* BEGIN *
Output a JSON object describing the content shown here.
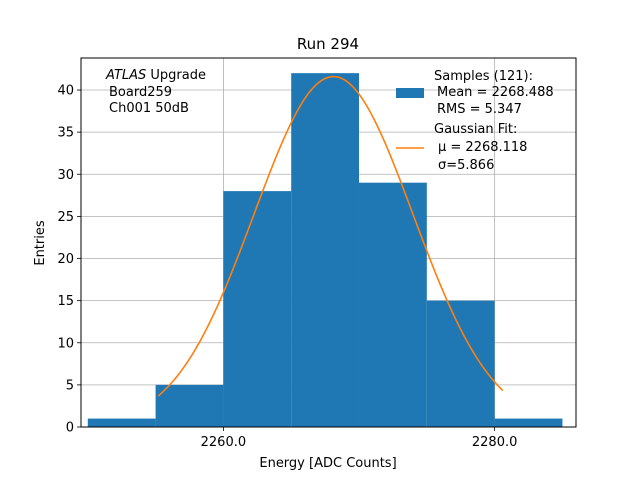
{
  "chart_data": {
    "type": "bar",
    "title": "Run 294",
    "xlabel": "Energy [ADC Counts]",
    "ylabel": "Entries",
    "xlim": [
      2249.5,
      2286.0
    ],
    "ylim": [
      0,
      43.8
    ],
    "grid": true,
    "x_ticks": [
      2260,
      2280
    ],
    "x_tick_labels": [
      "2260.0",
      "2280.0"
    ],
    "y_ticks": [
      0,
      5,
      10,
      15,
      20,
      25,
      30,
      35,
      40
    ],
    "y_tick_labels": [
      "0",
      "5",
      "10",
      "15",
      "20",
      "25",
      "30",
      "35",
      "40"
    ],
    "bin_edges": [
      2250,
      2255,
      2260,
      2265,
      2270,
      2275,
      2280,
      2285
    ],
    "values": [
      1,
      5,
      28,
      42,
      29,
      15,
      1
    ],
    "fit": {
      "name": "Gaussian Fit",
      "mu": 2268.118,
      "sigma": 5.866,
      "amplitude": 41.6,
      "x_range": [
        2255.2,
        2280.6
      ],
      "color": "#ff7f0e"
    },
    "bar_color": "#1f77b4",
    "annotation": {
      "line1_italic": "ATLAS",
      "line1_rest": " Upgrade",
      "line2": "Board259",
      "line3": "Ch001 50dB"
    },
    "legend": {
      "position": "top-right",
      "samples_title": "Samples (121):",
      "samples_mean": "Mean = 2268.488",
      "samples_rms": "RMS = 5.347",
      "fit_title": "Gaussian Fit:",
      "fit_mu": "μ = 2268.118",
      "fit_sigma": "σ=5.866"
    }
  }
}
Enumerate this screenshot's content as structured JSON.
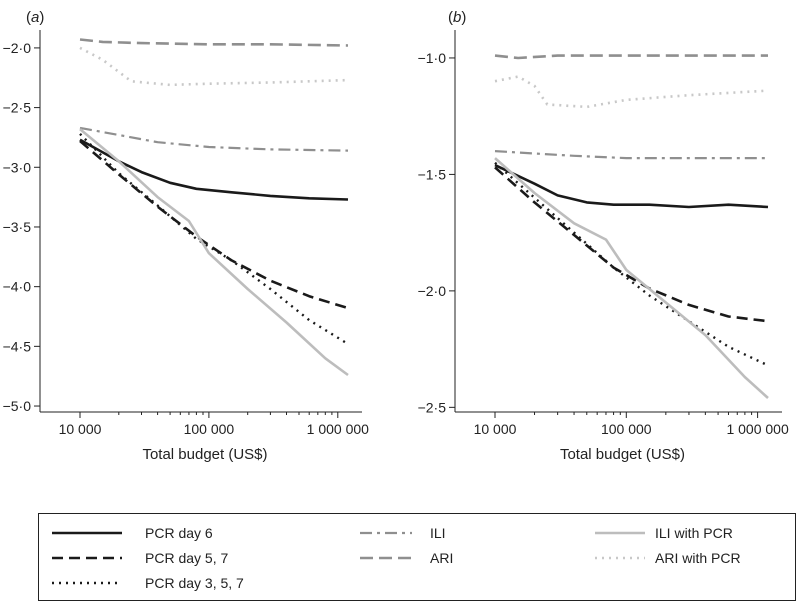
{
  "chart_data": [
    {
      "panel_label": "(a)",
      "type": "line",
      "xlabel": "Total budget (US$)",
      "xscale": "log",
      "xlim": [
        10000,
        1200000
      ],
      "xticks": [
        10000,
        100000,
        1000000
      ],
      "xtick_labels": [
        "10 000",
        "100 000",
        "1 000 000"
      ],
      "ylim": [
        -5.05,
        -1.85
      ],
      "yticks": [
        -2.0,
        -2.5,
        -3.0,
        -3.5,
        -4.0,
        -4.5,
        -5.0
      ],
      "ytick_labels": [
        "−2·0",
        "−2·5",
        "−3·0",
        "−3·5",
        "−4·0",
        "−4·5",
        "−5·0"
      ],
      "series": [
        {
          "name": "PCR day 6",
          "x": [
            10000,
            20000,
            30000,
            50000,
            80000,
            150000,
            300000,
            600000,
            1200000
          ],
          "y": [
            -2.77,
            -2.95,
            -3.04,
            -3.13,
            -3.18,
            -3.21,
            -3.24,
            -3.26,
            -3.27
          ]
        },
        {
          "name": "PCR day 5, 7",
          "x": [
            10000,
            20000,
            40000,
            80000,
            150000,
            300000,
            600000,
            1200000
          ],
          "y": [
            -2.78,
            -3.06,
            -3.33,
            -3.58,
            -3.78,
            -3.95,
            -4.08,
            -4.18
          ]
        },
        {
          "name": "PCR day 3, 5, 7",
          "x": [
            10000,
            20000,
            40000,
            80000,
            150000,
            300000,
            600000,
            1200000
          ],
          "y": [
            -2.72,
            -3.05,
            -3.32,
            -3.6,
            -3.78,
            -4.02,
            -4.28,
            -4.48
          ]
        },
        {
          "name": "ILI",
          "x": [
            10000,
            20000,
            40000,
            100000,
            300000,
            1200000
          ],
          "y": [
            -2.67,
            -2.73,
            -2.79,
            -2.83,
            -2.85,
            -2.86
          ]
        },
        {
          "name": "ARI",
          "x": [
            10000,
            15000,
            30000,
            100000,
            300000,
            1200000
          ],
          "y": [
            -1.93,
            -1.95,
            -1.96,
            -1.97,
            -1.97,
            -1.98
          ]
        },
        {
          "name": "ILI with PCR",
          "x": [
            10000,
            20000,
            40000,
            70000,
            100000,
            200000,
            400000,
            800000,
            1200000
          ],
          "y": [
            -2.68,
            -2.95,
            -3.25,
            -3.45,
            -3.72,
            -4.02,
            -4.3,
            -4.6,
            -4.74
          ]
        },
        {
          "name": "ARI with PCR",
          "x": [
            10000,
            15000,
            25000,
            50000,
            100000,
            300000,
            1200000
          ],
          "y": [
            -2.0,
            -2.1,
            -2.28,
            -2.31,
            -2.3,
            -2.29,
            -2.27
          ]
        }
      ]
    },
    {
      "panel_label": "(b)",
      "type": "line",
      "xlabel": "Total budget (US$)",
      "xscale": "log",
      "xlim": [
        10000,
        1200000
      ],
      "xticks": [
        10000,
        100000,
        1000000
      ],
      "xtick_labels": [
        "10 000",
        "100 000",
        "1 000 000"
      ],
      "ylim": [
        -2.52,
        -0.88
      ],
      "yticks": [
        -1.0,
        -1.5,
        -2.0,
        -2.5
      ],
      "ytick_labels": [
        "−1·0",
        "−1·5",
        "−2·0",
        "−2·5"
      ],
      "series": [
        {
          "name": "PCR day 6",
          "x": [
            10000,
            20000,
            30000,
            50000,
            80000,
            150000,
            300000,
            600000,
            1200000
          ],
          "y": [
            -1.46,
            -1.54,
            -1.59,
            -1.62,
            -1.63,
            -1.63,
            -1.64,
            -1.63,
            -1.64
          ]
        },
        {
          "name": "PCR day 5, 7",
          "x": [
            10000,
            20000,
            40000,
            80000,
            150000,
            300000,
            600000,
            1200000
          ],
          "y": [
            -1.47,
            -1.62,
            -1.76,
            -1.9,
            -1.99,
            -2.06,
            -2.11,
            -2.13
          ]
        },
        {
          "name": "PCR day 3, 5, 7",
          "x": [
            10000,
            20000,
            40000,
            80000,
            150000,
            300000,
            600000,
            1200000
          ],
          "y": [
            -1.45,
            -1.6,
            -1.75,
            -1.9,
            -2.02,
            -2.13,
            -2.24,
            -2.32
          ]
        },
        {
          "name": "ILI",
          "x": [
            10000,
            20000,
            40000,
            100000,
            300000,
            1200000
          ],
          "y": [
            -1.4,
            -1.41,
            -1.42,
            -1.43,
            -1.43,
            -1.43
          ]
        },
        {
          "name": "ARI",
          "x": [
            10000,
            15000,
            30000,
            100000,
            300000,
            1200000
          ],
          "y": [
            -0.99,
            -1.0,
            -0.99,
            -0.99,
            -0.99,
            -0.99
          ]
        },
        {
          "name": "ILI with PCR",
          "x": [
            10000,
            20000,
            40000,
            70000,
            100000,
            200000,
            400000,
            800000,
            1200000
          ],
          "y": [
            -1.43,
            -1.58,
            -1.71,
            -1.78,
            -1.91,
            -2.05,
            -2.19,
            -2.37,
            -2.46
          ]
        },
        {
          "name": "ARI with PCR",
          "x": [
            10000,
            15000,
            20000,
            25000,
            50000,
            100000,
            300000,
            1200000
          ],
          "y": [
            -1.1,
            -1.08,
            -1.12,
            -1.2,
            -1.21,
            -1.18,
            -1.16,
            -1.14
          ]
        }
      ]
    }
  ],
  "legend": {
    "placement": "bottom",
    "entries": [
      "PCR day 6",
      "PCR day 5, 7",
      "PCR day 3, 5, 7",
      "ILI",
      "ARI",
      "ILI with PCR",
      "ARI with PCR"
    ]
  }
}
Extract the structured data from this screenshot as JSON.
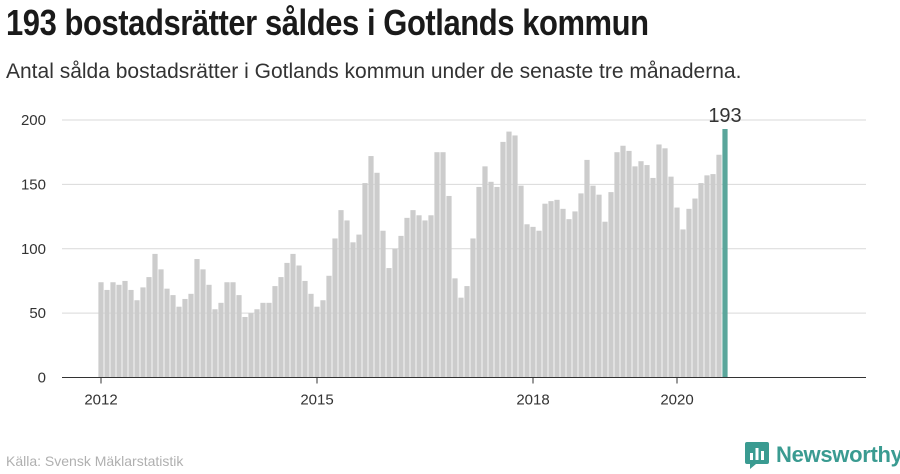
{
  "title": "193 bostadsrätter såldes i Gotlands kommun",
  "subtitle": "Antal sålda bostadsrätter i Gotlands kommun under de senaste tre månaderna.",
  "source": "Källa: Svensk Mäklarstatistik",
  "brand": {
    "name": "Newsworthy",
    "color": "#3a9b91",
    "icon": "bar-chart-speech-bubble-icon"
  },
  "colors": {
    "bar": "#cccccc",
    "highlight": "#5aa69b",
    "grid": "#d9d9d9",
    "axis": "#333333"
  },
  "chart_data": {
    "type": "bar",
    "title": "193 bostadsrätter såldes i Gotlands kommun",
    "xlabel": "",
    "ylabel": "",
    "ylim": [
      0,
      200
    ],
    "yticks": [
      0,
      50,
      100,
      150,
      200
    ],
    "xticks": [
      "2012",
      "2015",
      "2018",
      "2020"
    ],
    "grid": true,
    "highlight_label": "193",
    "series": [
      {
        "start": "2012-01",
        "frequency": "monthly",
        "values": [
          74,
          68,
          74,
          72,
          75,
          68,
          60,
          70,
          78,
          96,
          84,
          69,
          64,
          55,
          61,
          65,
          92,
          84,
          72,
          53,
          58,
          74,
          74,
          64,
          47,
          50,
          53,
          58,
          58,
          71,
          78,
          89,
          96,
          87,
          75,
          65,
          55,
          60,
          79,
          108,
          130,
          122,
          105,
          111,
          151,
          172,
          159,
          114,
          85,
          100,
          110,
          124,
          130,
          126,
          122,
          126,
          175,
          175,
          141,
          77,
          62,
          71,
          108,
          148,
          164,
          152,
          148,
          183,
          191,
          188,
          149,
          119,
          117,
          114,
          135,
          137,
          138,
          131,
          123,
          129,
          143,
          169,
          149,
          142,
          121,
          144,
          175,
          180,
          176,
          164,
          168,
          165,
          155,
          181,
          178,
          156,
          132,
          115,
          131,
          139,
          151,
          157,
          158,
          173,
          193
        ]
      }
    ]
  }
}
* END *
**EXERCISE BRIEF**
From the listing above, collect every line that mentions the word "structured".

**FULL SOLUTION**
Enumerate this screenshot's content as structured JSON.
Extract the structured data from this screenshot as JSON.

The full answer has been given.